Your objective: Check each line of the listing below for the string "name", and give only how many lines hold it.

Provided entries:
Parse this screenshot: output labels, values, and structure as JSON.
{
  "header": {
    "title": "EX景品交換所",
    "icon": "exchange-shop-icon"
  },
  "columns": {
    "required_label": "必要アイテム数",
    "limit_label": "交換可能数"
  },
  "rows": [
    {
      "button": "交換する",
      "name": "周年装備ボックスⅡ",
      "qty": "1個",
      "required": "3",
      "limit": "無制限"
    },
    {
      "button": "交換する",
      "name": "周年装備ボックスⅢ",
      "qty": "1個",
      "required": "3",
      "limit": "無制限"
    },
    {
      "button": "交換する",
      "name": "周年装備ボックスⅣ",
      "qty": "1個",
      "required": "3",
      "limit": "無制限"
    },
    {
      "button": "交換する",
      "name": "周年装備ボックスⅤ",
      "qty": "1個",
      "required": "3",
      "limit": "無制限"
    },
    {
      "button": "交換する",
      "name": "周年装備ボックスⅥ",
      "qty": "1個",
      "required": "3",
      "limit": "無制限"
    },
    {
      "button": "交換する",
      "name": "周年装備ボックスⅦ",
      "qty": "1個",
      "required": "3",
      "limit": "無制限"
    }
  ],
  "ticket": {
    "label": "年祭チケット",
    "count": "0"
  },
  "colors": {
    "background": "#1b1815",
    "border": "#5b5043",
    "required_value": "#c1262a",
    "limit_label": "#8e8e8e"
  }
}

Output: 6